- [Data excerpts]
#####

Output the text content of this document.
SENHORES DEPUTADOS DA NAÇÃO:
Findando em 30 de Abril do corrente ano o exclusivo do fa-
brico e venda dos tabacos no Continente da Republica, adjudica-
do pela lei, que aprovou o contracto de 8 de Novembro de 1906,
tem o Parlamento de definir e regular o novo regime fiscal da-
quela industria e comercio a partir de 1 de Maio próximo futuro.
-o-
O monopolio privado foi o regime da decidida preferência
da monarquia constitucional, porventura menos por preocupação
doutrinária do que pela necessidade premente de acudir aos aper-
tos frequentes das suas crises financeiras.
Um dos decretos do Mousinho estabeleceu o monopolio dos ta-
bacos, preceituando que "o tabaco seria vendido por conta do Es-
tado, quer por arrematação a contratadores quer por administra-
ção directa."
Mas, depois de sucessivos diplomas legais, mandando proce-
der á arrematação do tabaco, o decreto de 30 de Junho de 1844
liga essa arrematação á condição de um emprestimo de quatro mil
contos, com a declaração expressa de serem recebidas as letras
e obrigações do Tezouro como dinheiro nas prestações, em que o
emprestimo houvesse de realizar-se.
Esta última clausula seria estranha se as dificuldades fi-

#####

From the entries above, copy each line holding "emprestimo".

liga essa arrematação á condição de um emprestimo de quatro mil
emprestimo houvesse de realizar-se.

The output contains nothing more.